== Requirements ==
Go through the entries below and retype them exactly, omitting each picture.
==== Records to process
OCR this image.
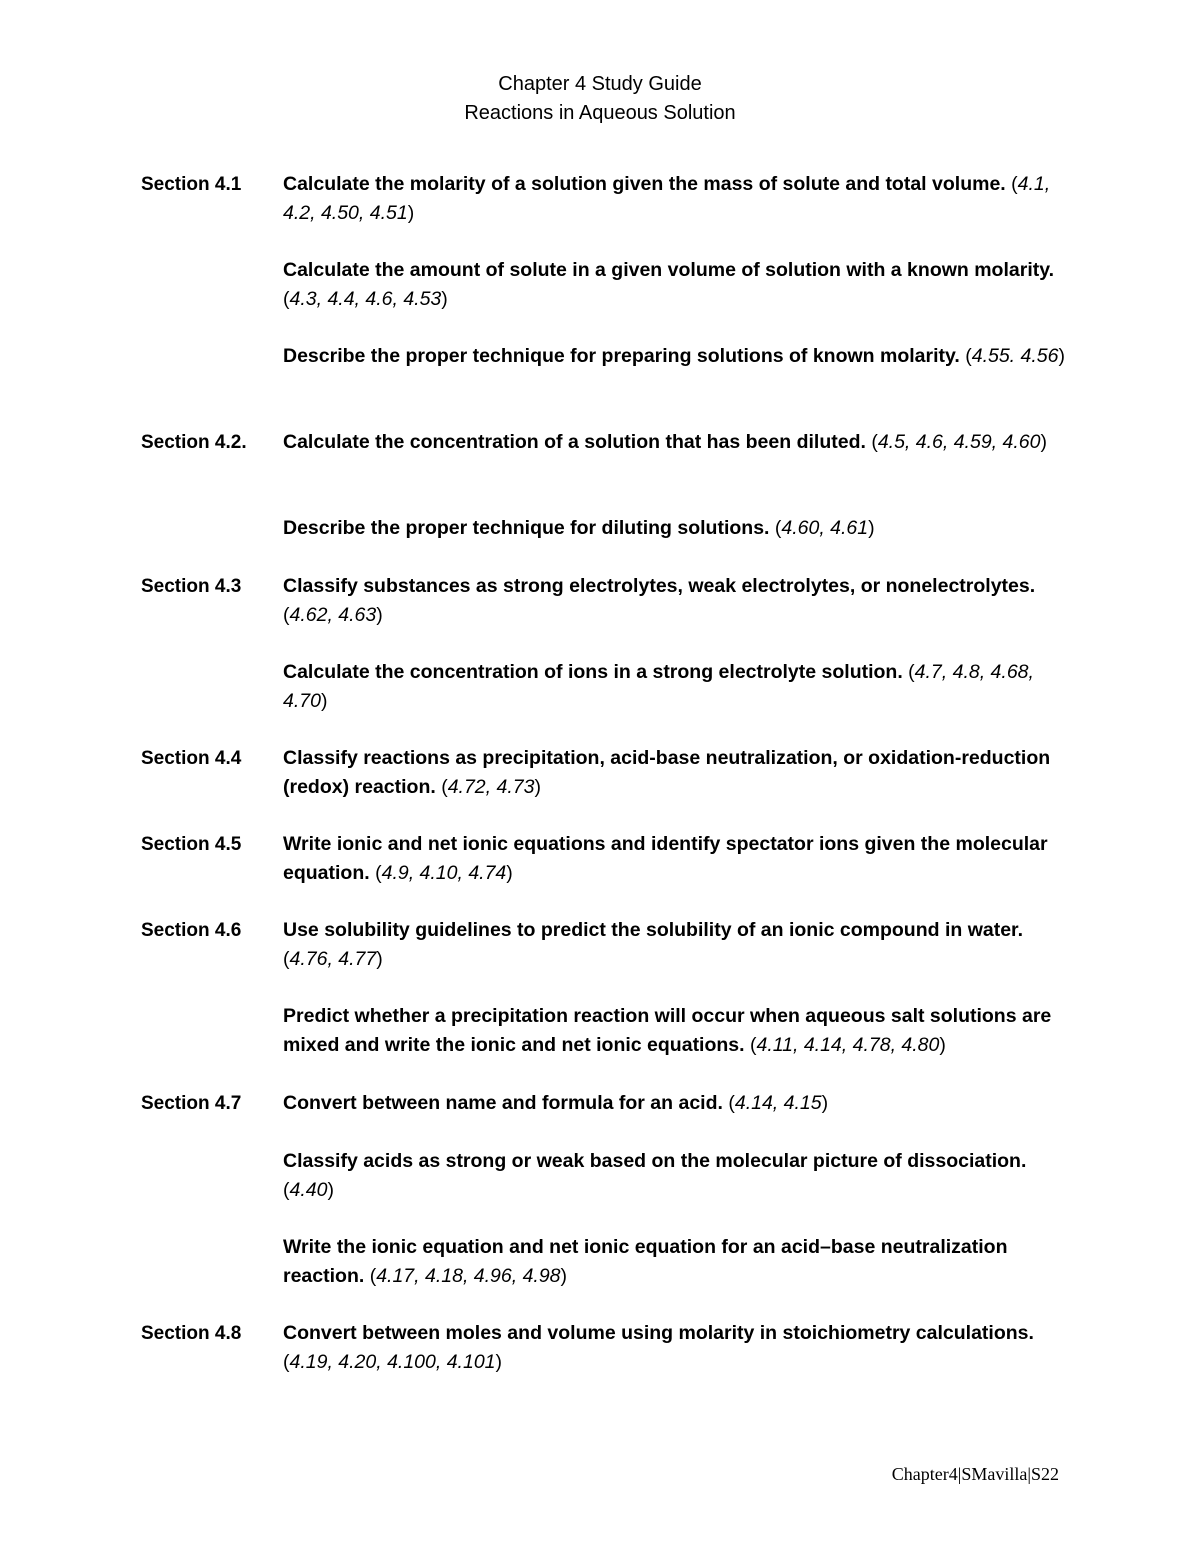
Chapter 4 Study Guide
Reactions in Aqueous Solution
Section 4.1	Calculate the molarity of a solution given the mass of solute and total volume. (4.1, 4.2, 4.50, 4.51)
Calculate the amount of solute in a given volume of solution with a known molarity. (4.3, 4.4, 4.6, 4.53)
Describe the proper technique for preparing solutions of known molarity. (4.55. 4.56)
Section 4.2.	Calculate the concentration of a solution that has been diluted. (4.5, 4.6, 4.59, 4.60)
Describe the proper technique for diluting solutions. (4.60, 4.61)
Section 4.3	Classify substances as strong electrolytes, weak electrolytes, or nonelectrolytes. (4.62, 4.63)
Calculate the concentration of ions in a strong electrolyte solution. (4.7, 4.8, 4.68, 4.70)
Section 4.4	Classify reactions as precipitation, acid-base neutralization, or oxidation-reduction (redox) reaction. (4.72, 4.73)
Section 4.5	Write ionic and net ionic equations and identify spectator ions given the molecular equation. (4.9, 4.10, 4.74)
Section 4.6	Use solubility guidelines to predict the solubility of an ionic compound in water. (4.76, 4.77)
Predict whether a precipitation reaction will occur when aqueous salt solutions are mixed and write the ionic and net ionic equations. (4.11, 4.14, 4.78, 4.80)
Section 4.7	Convert between name and formula for an acid. (4.14, 4.15)
Classify acids as strong or weak based on the molecular picture of dissociation. (4.40)
Write the ionic equation and net ionic equation for an acid–base neutralization reaction. (4.17, 4.18, 4.96, 4.98)
Section 4.8	Convert between moles and volume using molarity in stoichiometry calculations. (4.19, 4.20, 4.100, 4.101)
Chapter4|SMavilla|S22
========
== Solution for this exercise ==
OCR this image.
Chapter 4 Study Guide
Reactions in Aqueous Solution
Section 4.1	Calculate the molarity of a solution given the mass of solute and total volume. (4.1, 4.2, 4.50, 4.51)
Calculate the amount of solute in a given volume of solution with a known molarity. (4.3, 4.4, 4.6, 4.53)
Describe the proper technique for preparing solutions of known molarity. (4.55. 4.56)
Section 4.2.	Calculate the concentration of a solution that has been diluted. (4.5, 4.6, 4.59, 4.60)
Describe the proper technique for diluting solutions. (4.60, 4.61)
Section 4.3	Classify substances as strong electrolytes, weak electrolytes, or nonelectrolytes. (4.62, 4.63)
Calculate the concentration of ions in a strong electrolyte solution. (4.7, 4.8, 4.68, 4.70)
Section 4.4	Classify reactions as precipitation, acid-base neutralization, or oxidation-reduction (redox) reaction. (4.72, 4.73)
Section 4.5	Write ionic and net ionic equations and identify spectator ions given the molecular equation. (4.9, 4.10, 4.74)
Section 4.6	Use solubility guidelines to predict the solubility of an ionic compound in water. (4.76, 4.77)
Predict whether a precipitation reaction will occur when aqueous salt solutions are mixed and write the ionic and net ionic equations. (4.11, 4.14, 4.78, 4.80)
Section 4.7	Convert between name and formula for an acid. (4.14, 4.15)
Classify acids as strong or weak based on the molecular picture of dissociation. (4.40)
Write the ionic equation and net ionic equation for an acid–base neutralization reaction. (4.17, 4.18, 4.96, 4.98)
Section 4.8	Convert between moles and volume using molarity in stoichiometry calculations. (4.19, 4.20, 4.100, 4.101)
Chapter4|SMavilla|S22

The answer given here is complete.